Saved data entries
------------------------------------------------------------
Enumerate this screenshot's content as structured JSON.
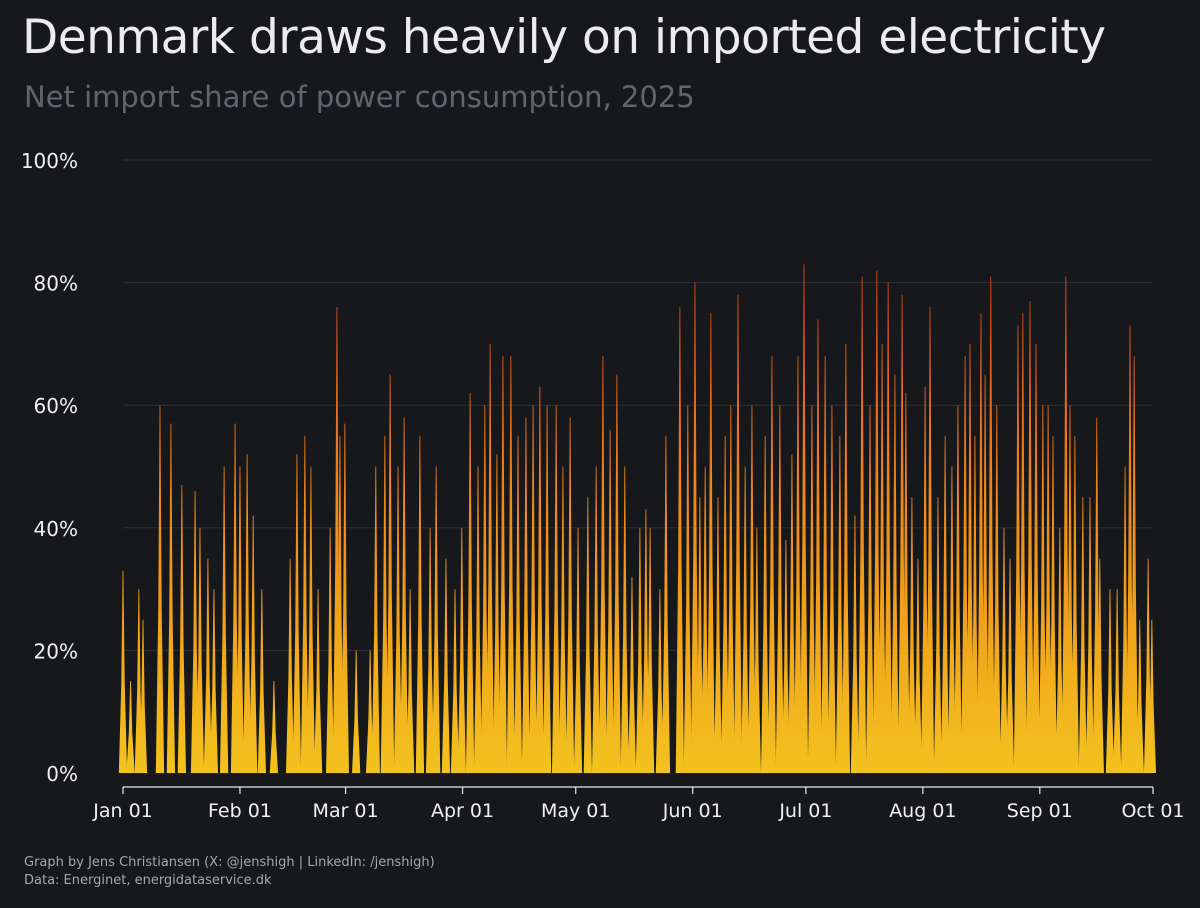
{
  "chart_data": {
    "type": "area",
    "title": "Denmark draws heavily on imported electricity",
    "subtitle": "Net import share of power consumption, 2025",
    "xlabel": "",
    "ylabel": "",
    "x_unit": "days since Jan 01, 2025",
    "xlim": [
      0,
      273
    ],
    "ylim": [
      0,
      100
    ],
    "grid": true,
    "y_ticks": [
      {
        "value": 0,
        "label": "0%"
      },
      {
        "value": 20,
        "label": "20%"
      },
      {
        "value": 40,
        "label": "40%"
      },
      {
        "value": 60,
        "label": "60%"
      },
      {
        "value": 80,
        "label": "80%"
      },
      {
        "value": 100,
        "label": "100%"
      }
    ],
    "x_ticks": [
      {
        "value": 0,
        "label": "Jan 01"
      },
      {
        "value": 31,
        "label": "Feb 01"
      },
      {
        "value": 59,
        "label": "Mar 01"
      },
      {
        "value": 90,
        "label": "Apr 01"
      },
      {
        "value": 120,
        "label": "May 01"
      },
      {
        "value": 151,
        "label": "Jun 01"
      },
      {
        "value": 181,
        "label": "Jul 01"
      },
      {
        "value": 212,
        "label": "Aug 01"
      },
      {
        "value": 243,
        "label": "Sep 01"
      },
      {
        "value": 273,
        "label": "Oct 01"
      }
    ],
    "gradient_colors": {
      "low": "#f2c21f",
      "mid": "#f08818",
      "high": "#e2401b"
    },
    "series": [
      {
        "name": "Net import share (%)",
        "peaks": [
          [
            0,
            33
          ],
          [
            2,
            15
          ],
          [
            4.2,
            30
          ],
          [
            5.3,
            25
          ],
          [
            9.8,
            60
          ],
          [
            12.7,
            57
          ],
          [
            15.6,
            47
          ],
          [
            19.1,
            46
          ],
          [
            20.4,
            40
          ],
          [
            22.5,
            35
          ],
          [
            24.1,
            30
          ],
          [
            26.8,
            50
          ],
          [
            29.7,
            57
          ],
          [
            31,
            50
          ],
          [
            32.9,
            52
          ],
          [
            34.5,
            42
          ],
          [
            36.8,
            30
          ],
          [
            40,
            15
          ],
          [
            44.3,
            35
          ],
          [
            46.1,
            52
          ],
          [
            48.2,
            55
          ],
          [
            49.8,
            50
          ],
          [
            51.7,
            30
          ],
          [
            54.9,
            40
          ],
          [
            56.7,
            76
          ],
          [
            57.5,
            55
          ],
          [
            58.8,
            57
          ],
          [
            61.8,
            20
          ],
          [
            65.5,
            20
          ],
          [
            67,
            50
          ],
          [
            69.4,
            55
          ],
          [
            70.8,
            65
          ],
          [
            72.9,
            50
          ],
          [
            74.5,
            58
          ],
          [
            76.1,
            30
          ],
          [
            78.7,
            55
          ],
          [
            81.4,
            40
          ],
          [
            83,
            50
          ],
          [
            85.6,
            35
          ],
          [
            88,
            30
          ],
          [
            89.8,
            40
          ],
          [
            92,
            62
          ],
          [
            94.1,
            50
          ],
          [
            95.9,
            60
          ],
          [
            97.3,
            70
          ],
          [
            99.1,
            52
          ],
          [
            100.7,
            68
          ],
          [
            102.8,
            68
          ],
          [
            104.7,
            55
          ],
          [
            106.8,
            58
          ],
          [
            108.7,
            60
          ],
          [
            110.5,
            63
          ],
          [
            112.4,
            60
          ],
          [
            114.8,
            60
          ],
          [
            116.6,
            50
          ],
          [
            118.5,
            58
          ],
          [
            120.6,
            40
          ],
          [
            123.2,
            45
          ],
          [
            125.4,
            50
          ],
          [
            127.2,
            68
          ],
          [
            129.1,
            56
          ],
          [
            130.9,
            65
          ],
          [
            133,
            50
          ],
          [
            134.9,
            32
          ],
          [
            137,
            40
          ],
          [
            138.6,
            43
          ],
          [
            139.7,
            40
          ],
          [
            142.3,
            30
          ],
          [
            143.9,
            55
          ],
          [
            147.6,
            76
          ],
          [
            149.7,
            60
          ],
          [
            151.6,
            80
          ],
          [
            152.9,
            45
          ],
          [
            154.3,
            50
          ],
          [
            155.8,
            75
          ],
          [
            157.7,
            45
          ],
          [
            159.6,
            55
          ],
          [
            161.1,
            60
          ],
          [
            163,
            78
          ],
          [
            164.9,
            50
          ],
          [
            166.7,
            60
          ],
          [
            168,
            40
          ],
          [
            170.2,
            55
          ],
          [
            172,
            68
          ],
          [
            174.1,
            60
          ],
          [
            175.7,
            38
          ],
          [
            177.3,
            52
          ],
          [
            178.9,
            68
          ],
          [
            180.5,
            83
          ],
          [
            182.6,
            60
          ],
          [
            184.2,
            74
          ],
          [
            186.1,
            68
          ],
          [
            187.9,
            60
          ],
          [
            190,
            55
          ],
          [
            191.6,
            70
          ],
          [
            194,
            42
          ],
          [
            195.9,
            81
          ],
          [
            198,
            60
          ],
          [
            199.8,
            82
          ],
          [
            201.2,
            70
          ],
          [
            202.8,
            80
          ],
          [
            204.6,
            65
          ],
          [
            206.5,
            78
          ],
          [
            207.5,
            62
          ],
          [
            209.1,
            45
          ],
          [
            210.7,
            35
          ],
          [
            212.6,
            63
          ],
          [
            213.9,
            76
          ],
          [
            216,
            45
          ],
          [
            217.9,
            55
          ],
          [
            219.7,
            50
          ],
          [
            221.3,
            60
          ],
          [
            223.2,
            68
          ],
          [
            224.5,
            70
          ],
          [
            225.8,
            55
          ],
          [
            227.4,
            75
          ],
          [
            228.5,
            65
          ],
          [
            230,
            81
          ],
          [
            231.6,
            60
          ],
          [
            233.5,
            40
          ],
          [
            235.1,
            35
          ],
          [
            237.2,
            73
          ],
          [
            238.5,
            75
          ],
          [
            240.4,
            77
          ],
          [
            242,
            70
          ],
          [
            243.8,
            60
          ],
          [
            245.2,
            60
          ],
          [
            246.5,
            55
          ],
          [
            248.3,
            40
          ],
          [
            249.9,
            81
          ],
          [
            251,
            60
          ],
          [
            252.3,
            55
          ],
          [
            254.4,
            45
          ],
          [
            256.3,
            45
          ],
          [
            258.1,
            58
          ],
          [
            258.9,
            35
          ],
          [
            261.6,
            30
          ],
          [
            263.5,
            30
          ],
          [
            265.6,
            50
          ],
          [
            266.9,
            73
          ],
          [
            268,
            68
          ],
          [
            269.5,
            25
          ],
          [
            271.7,
            35
          ],
          [
            272.7,
            25
          ]
        ]
      }
    ]
  },
  "footer": {
    "credit": "Graph by Jens Christiansen (X: @jenshigh | LinkedIn: /jenshigh)",
    "source": "Data: Energinet, energidataservice.dk"
  }
}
------------------------------------------------------------
— PROBLEM DETAILS —
Leave the pictures out and write out every entry exactly as given.

— EXPECTED OUTPUT —
Enumerate this screenshot's content as structured JSON.
{
  "chart_data": {
    "type": "area",
    "title": "Denmark draws heavily on imported electricity",
    "subtitle": "Net import share of power consumption, 2025",
    "xlabel": "",
    "ylabel": "",
    "x_unit": "days since Jan 01, 2025",
    "xlim": [
      0,
      273
    ],
    "ylim": [
      0,
      100
    ],
    "grid": true,
    "y_ticks": [
      {
        "value": 0,
        "label": "0%"
      },
      {
        "value": 20,
        "label": "20%"
      },
      {
        "value": 40,
        "label": "40%"
      },
      {
        "value": 60,
        "label": "60%"
      },
      {
        "value": 80,
        "label": "80%"
      },
      {
        "value": 100,
        "label": "100%"
      }
    ],
    "x_ticks": [
      {
        "value": 0,
        "label": "Jan 01"
      },
      {
        "value": 31,
        "label": "Feb 01"
      },
      {
        "value": 59,
        "label": "Mar 01"
      },
      {
        "value": 90,
        "label": "Apr 01"
      },
      {
        "value": 120,
        "label": "May 01"
      },
      {
        "value": 151,
        "label": "Jun 01"
      },
      {
        "value": 181,
        "label": "Jul 01"
      },
      {
        "value": 212,
        "label": "Aug 01"
      },
      {
        "value": 243,
        "label": "Sep 01"
      },
      {
        "value": 273,
        "label": "Oct 01"
      }
    ],
    "gradient_colors": {
      "low": "#f2c21f",
      "mid": "#f08818",
      "high": "#e2401b"
    },
    "series": [
      {
        "name": "Net import share (%)",
        "peaks": [
          [
            0,
            33
          ],
          [
            2,
            15
          ],
          [
            4.2,
            30
          ],
          [
            5.3,
            25
          ],
          [
            9.8,
            60
          ],
          [
            12.7,
            57
          ],
          [
            15.6,
            47
          ],
          [
            19.1,
            46
          ],
          [
            20.4,
            40
          ],
          [
            22.5,
            35
          ],
          [
            24.1,
            30
          ],
          [
            26.8,
            50
          ],
          [
            29.7,
            57
          ],
          [
            31,
            50
          ],
          [
            32.9,
            52
          ],
          [
            34.5,
            42
          ],
          [
            36.8,
            30
          ],
          [
            40,
            15
          ],
          [
            44.3,
            35
          ],
          [
            46.1,
            52
          ],
          [
            48.2,
            55
          ],
          [
            49.8,
            50
          ],
          [
            51.7,
            30
          ],
          [
            54.9,
            40
          ],
          [
            56.7,
            76
          ],
          [
            57.5,
            55
          ],
          [
            58.8,
            57
          ],
          [
            61.8,
            20
          ],
          [
            65.5,
            20
          ],
          [
            67,
            50
          ],
          [
            69.4,
            55
          ],
          [
            70.8,
            65
          ],
          [
            72.9,
            50
          ],
          [
            74.5,
            58
          ],
          [
            76.1,
            30
          ],
          [
            78.7,
            55
          ],
          [
            81.4,
            40
          ],
          [
            83,
            50
          ],
          [
            85.6,
            35
          ],
          [
            88,
            30
          ],
          [
            89.8,
            40
          ],
          [
            92,
            62
          ],
          [
            94.1,
            50
          ],
          [
            95.9,
            60
          ],
          [
            97.3,
            70
          ],
          [
            99.1,
            52
          ],
          [
            100.7,
            68
          ],
          [
            102.8,
            68
          ],
          [
            104.7,
            55
          ],
          [
            106.8,
            58
          ],
          [
            108.7,
            60
          ],
          [
            110.5,
            63
          ],
          [
            112.4,
            60
          ],
          [
            114.8,
            60
          ],
          [
            116.6,
            50
          ],
          [
            118.5,
            58
          ],
          [
            120.6,
            40
          ],
          [
            123.2,
            45
          ],
          [
            125.4,
            50
          ],
          [
            127.2,
            68
          ],
          [
            129.1,
            56
          ],
          [
            130.9,
            65
          ],
          [
            133,
            50
          ],
          [
            134.9,
            32
          ],
          [
            137,
            40
          ],
          [
            138.6,
            43
          ],
          [
            139.7,
            40
          ],
          [
            142.3,
            30
          ],
          [
            143.9,
            55
          ],
          [
            147.6,
            76
          ],
          [
            149.7,
            60
          ],
          [
            151.6,
            80
          ],
          [
            152.9,
            45
          ],
          [
            154.3,
            50
          ],
          [
            155.8,
            75
          ],
          [
            157.7,
            45
          ],
          [
            159.6,
            55
          ],
          [
            161.1,
            60
          ],
          [
            163,
            78
          ],
          [
            164.9,
            50
          ],
          [
            166.7,
            60
          ],
          [
            168,
            40
          ],
          [
            170.2,
            55
          ],
          [
            172,
            68
          ],
          [
            174.1,
            60
          ],
          [
            175.7,
            38
          ],
          [
            177.3,
            52
          ],
          [
            178.9,
            68
          ],
          [
            180.5,
            83
          ],
          [
            182.6,
            60
          ],
          [
            184.2,
            74
          ],
          [
            186.1,
            68
          ],
          [
            187.9,
            60
          ],
          [
            190,
            55
          ],
          [
            191.6,
            70
          ],
          [
            194,
            42
          ],
          [
            195.9,
            81
          ],
          [
            198,
            60
          ],
          [
            199.8,
            82
          ],
          [
            201.2,
            70
          ],
          [
            202.8,
            80
          ],
          [
            204.6,
            65
          ],
          [
            206.5,
            78
          ],
          [
            207.5,
            62
          ],
          [
            209.1,
            45
          ],
          [
            210.7,
            35
          ],
          [
            212.6,
            63
          ],
          [
            213.9,
            76
          ],
          [
            216,
            45
          ],
          [
            217.9,
            55
          ],
          [
            219.7,
            50
          ],
          [
            221.3,
            60
          ],
          [
            223.2,
            68
          ],
          [
            224.5,
            70
          ],
          [
            225.8,
            55
          ],
          [
            227.4,
            75
          ],
          [
            228.5,
            65
          ],
          [
            230,
            81
          ],
          [
            231.6,
            60
          ],
          [
            233.5,
            40
          ],
          [
            235.1,
            35
          ],
          [
            237.2,
            73
          ],
          [
            238.5,
            75
          ],
          [
            240.4,
            77
          ],
          [
            242,
            70
          ],
          [
            243.8,
            60
          ],
          [
            245.2,
            60
          ],
          [
            246.5,
            55
          ],
          [
            248.3,
            40
          ],
          [
            249.9,
            81
          ],
          [
            251,
            60
          ],
          [
            252.3,
            55
          ],
          [
            254.4,
            45
          ],
          [
            256.3,
            45
          ],
          [
            258.1,
            58
          ],
          [
            258.9,
            35
          ],
          [
            261.6,
            30
          ],
          [
            263.5,
            30
          ],
          [
            265.6,
            50
          ],
          [
            266.9,
            73
          ],
          [
            268,
            68
          ],
          [
            269.5,
            25
          ],
          [
            271.7,
            35
          ],
          [
            272.7,
            25
          ]
        ]
      }
    ]
  },
  "footer": {
    "credit": "Graph by Jens Christiansen (X: @jenshigh | LinkedIn: /jenshigh)",
    "source": "Data: Energinet, energidataservice.dk"
  }
}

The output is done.